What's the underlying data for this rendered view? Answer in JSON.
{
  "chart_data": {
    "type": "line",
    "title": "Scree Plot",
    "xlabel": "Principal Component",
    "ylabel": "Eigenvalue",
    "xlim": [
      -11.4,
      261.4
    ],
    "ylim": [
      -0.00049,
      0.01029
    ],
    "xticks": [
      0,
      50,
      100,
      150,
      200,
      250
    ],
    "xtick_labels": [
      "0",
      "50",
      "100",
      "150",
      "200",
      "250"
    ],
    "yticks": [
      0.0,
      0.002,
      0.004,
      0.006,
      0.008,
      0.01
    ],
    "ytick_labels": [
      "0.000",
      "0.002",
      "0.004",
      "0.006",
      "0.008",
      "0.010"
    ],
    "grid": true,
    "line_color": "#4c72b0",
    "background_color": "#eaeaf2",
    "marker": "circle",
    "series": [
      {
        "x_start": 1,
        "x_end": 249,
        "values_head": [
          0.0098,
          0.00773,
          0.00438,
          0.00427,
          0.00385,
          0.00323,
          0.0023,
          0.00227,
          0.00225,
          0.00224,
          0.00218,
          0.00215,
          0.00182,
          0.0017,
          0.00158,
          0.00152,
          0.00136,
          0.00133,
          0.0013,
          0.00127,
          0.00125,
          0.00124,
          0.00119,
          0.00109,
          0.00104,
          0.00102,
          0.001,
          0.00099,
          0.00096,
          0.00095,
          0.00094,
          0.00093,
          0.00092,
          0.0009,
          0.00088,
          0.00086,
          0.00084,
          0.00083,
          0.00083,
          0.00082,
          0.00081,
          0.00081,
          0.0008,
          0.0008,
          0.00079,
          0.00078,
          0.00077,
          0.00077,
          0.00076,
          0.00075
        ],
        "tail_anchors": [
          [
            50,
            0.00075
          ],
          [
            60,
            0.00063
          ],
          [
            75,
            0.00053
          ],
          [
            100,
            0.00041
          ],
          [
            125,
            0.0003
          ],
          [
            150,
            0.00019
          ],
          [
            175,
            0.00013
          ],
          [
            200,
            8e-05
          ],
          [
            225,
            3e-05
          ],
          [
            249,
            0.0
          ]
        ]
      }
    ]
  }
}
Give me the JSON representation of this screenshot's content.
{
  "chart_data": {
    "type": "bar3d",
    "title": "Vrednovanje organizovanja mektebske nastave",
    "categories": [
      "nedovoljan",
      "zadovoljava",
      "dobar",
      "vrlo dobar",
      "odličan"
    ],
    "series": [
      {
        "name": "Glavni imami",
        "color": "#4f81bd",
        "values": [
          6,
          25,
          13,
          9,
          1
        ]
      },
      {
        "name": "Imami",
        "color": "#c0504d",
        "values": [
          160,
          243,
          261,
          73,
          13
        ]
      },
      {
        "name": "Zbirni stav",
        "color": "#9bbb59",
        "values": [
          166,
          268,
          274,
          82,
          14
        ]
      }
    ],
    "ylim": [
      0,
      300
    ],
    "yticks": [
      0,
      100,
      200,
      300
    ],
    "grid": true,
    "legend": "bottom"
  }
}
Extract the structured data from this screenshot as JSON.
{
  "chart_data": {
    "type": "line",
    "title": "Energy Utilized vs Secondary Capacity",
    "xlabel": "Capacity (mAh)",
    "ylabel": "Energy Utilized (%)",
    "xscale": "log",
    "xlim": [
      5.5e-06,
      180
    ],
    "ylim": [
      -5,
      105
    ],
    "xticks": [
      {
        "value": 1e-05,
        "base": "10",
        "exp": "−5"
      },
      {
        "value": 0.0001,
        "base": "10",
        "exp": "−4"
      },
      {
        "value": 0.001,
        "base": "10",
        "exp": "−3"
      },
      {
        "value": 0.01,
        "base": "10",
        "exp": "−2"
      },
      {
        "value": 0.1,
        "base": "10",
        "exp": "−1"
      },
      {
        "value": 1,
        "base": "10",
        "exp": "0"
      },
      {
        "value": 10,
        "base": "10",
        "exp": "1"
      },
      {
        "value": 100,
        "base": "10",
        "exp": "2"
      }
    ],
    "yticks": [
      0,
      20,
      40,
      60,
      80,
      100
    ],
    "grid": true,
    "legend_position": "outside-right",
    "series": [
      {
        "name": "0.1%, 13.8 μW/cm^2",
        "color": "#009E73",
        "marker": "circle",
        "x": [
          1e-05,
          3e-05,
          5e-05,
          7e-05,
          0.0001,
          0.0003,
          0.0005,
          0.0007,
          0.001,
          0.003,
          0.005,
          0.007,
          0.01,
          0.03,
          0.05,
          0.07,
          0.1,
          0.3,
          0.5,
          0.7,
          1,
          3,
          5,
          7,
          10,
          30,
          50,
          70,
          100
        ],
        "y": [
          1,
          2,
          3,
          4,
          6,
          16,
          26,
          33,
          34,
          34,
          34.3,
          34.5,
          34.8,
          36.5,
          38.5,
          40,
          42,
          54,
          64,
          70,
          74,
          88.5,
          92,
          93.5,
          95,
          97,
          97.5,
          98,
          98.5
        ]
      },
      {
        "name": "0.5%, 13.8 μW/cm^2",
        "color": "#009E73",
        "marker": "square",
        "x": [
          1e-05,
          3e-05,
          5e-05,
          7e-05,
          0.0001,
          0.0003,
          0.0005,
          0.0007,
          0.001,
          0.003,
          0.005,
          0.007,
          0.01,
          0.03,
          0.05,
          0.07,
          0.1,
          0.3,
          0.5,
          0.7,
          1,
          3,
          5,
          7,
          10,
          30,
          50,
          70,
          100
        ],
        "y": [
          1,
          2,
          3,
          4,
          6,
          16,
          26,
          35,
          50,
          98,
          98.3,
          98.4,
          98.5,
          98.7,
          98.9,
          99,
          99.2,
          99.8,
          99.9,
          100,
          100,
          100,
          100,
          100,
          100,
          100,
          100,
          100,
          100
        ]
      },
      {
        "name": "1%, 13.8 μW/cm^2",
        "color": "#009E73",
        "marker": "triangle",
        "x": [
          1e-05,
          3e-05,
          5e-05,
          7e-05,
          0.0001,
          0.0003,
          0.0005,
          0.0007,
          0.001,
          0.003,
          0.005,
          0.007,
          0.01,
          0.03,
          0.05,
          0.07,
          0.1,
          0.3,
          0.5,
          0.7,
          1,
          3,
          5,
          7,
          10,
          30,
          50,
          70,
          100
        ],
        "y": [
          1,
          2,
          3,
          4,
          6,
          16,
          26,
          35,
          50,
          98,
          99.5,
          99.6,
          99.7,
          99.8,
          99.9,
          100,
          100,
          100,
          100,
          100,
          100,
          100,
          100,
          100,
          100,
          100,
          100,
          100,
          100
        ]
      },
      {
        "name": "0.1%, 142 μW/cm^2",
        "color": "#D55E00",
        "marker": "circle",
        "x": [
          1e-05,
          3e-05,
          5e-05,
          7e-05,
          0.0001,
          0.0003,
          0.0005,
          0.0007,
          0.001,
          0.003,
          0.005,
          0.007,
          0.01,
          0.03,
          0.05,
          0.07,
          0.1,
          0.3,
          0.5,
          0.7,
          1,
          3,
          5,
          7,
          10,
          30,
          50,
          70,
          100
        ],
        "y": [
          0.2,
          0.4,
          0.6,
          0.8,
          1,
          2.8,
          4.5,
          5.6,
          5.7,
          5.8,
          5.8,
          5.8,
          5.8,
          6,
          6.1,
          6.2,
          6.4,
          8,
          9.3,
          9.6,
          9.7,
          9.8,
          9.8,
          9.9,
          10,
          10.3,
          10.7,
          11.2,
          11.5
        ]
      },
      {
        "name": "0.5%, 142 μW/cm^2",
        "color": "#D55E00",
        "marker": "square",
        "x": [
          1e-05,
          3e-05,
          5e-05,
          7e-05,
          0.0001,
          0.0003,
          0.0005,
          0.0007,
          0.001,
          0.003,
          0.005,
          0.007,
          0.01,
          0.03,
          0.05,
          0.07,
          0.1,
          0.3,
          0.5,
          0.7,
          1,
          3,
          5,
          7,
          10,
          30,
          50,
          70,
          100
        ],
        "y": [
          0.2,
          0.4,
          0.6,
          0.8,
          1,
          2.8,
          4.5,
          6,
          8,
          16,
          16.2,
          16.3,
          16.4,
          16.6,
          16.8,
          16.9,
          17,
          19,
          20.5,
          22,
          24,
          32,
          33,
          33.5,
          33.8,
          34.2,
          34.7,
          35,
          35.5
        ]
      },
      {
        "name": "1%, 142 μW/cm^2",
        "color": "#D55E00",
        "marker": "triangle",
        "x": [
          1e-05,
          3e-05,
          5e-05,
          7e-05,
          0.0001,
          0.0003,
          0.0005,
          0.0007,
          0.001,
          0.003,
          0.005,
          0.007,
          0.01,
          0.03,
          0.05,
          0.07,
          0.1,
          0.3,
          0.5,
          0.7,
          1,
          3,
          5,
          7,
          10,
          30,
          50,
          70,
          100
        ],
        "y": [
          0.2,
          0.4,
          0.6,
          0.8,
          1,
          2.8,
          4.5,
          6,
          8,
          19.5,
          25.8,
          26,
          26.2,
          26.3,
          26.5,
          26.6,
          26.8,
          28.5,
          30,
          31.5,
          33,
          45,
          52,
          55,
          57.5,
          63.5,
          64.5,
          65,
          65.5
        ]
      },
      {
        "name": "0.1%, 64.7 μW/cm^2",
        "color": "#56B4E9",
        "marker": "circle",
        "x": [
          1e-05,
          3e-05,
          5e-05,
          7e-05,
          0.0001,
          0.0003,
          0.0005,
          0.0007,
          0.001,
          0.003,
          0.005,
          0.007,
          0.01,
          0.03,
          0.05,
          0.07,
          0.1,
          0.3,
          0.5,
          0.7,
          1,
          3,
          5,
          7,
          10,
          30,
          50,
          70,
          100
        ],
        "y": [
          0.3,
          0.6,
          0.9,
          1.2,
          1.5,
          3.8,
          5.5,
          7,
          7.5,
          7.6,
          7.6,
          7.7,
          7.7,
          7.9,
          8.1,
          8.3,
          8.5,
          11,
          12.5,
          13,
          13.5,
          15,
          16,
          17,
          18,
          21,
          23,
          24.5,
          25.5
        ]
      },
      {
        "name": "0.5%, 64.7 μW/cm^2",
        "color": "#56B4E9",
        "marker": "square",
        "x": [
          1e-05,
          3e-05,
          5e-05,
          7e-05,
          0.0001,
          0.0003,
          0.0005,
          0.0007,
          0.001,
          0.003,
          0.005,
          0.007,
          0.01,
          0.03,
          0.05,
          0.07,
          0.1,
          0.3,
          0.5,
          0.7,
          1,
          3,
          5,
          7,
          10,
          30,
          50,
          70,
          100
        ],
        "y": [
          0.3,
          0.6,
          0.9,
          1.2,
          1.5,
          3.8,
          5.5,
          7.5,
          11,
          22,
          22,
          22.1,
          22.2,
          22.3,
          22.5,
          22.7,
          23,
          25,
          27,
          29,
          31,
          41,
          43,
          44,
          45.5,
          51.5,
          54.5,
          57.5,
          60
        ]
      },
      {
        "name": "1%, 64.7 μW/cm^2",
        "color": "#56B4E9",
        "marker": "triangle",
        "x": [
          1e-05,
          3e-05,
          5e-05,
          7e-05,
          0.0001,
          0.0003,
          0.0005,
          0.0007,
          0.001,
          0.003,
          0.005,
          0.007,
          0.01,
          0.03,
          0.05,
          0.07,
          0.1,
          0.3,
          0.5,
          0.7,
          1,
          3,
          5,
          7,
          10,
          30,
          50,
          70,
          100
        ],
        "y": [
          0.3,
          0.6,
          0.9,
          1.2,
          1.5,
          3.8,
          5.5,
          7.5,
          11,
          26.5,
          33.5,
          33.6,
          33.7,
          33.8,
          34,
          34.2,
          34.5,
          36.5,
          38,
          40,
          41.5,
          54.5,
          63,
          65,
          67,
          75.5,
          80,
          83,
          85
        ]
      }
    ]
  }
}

▸ Short exercise
Find all the lines containing "Utilized" in the material, then copy them.

▸ The result
    "title": "Energy Utilized vs Secondary Capacity",
    "ylabel": "Energy Utilized (%)",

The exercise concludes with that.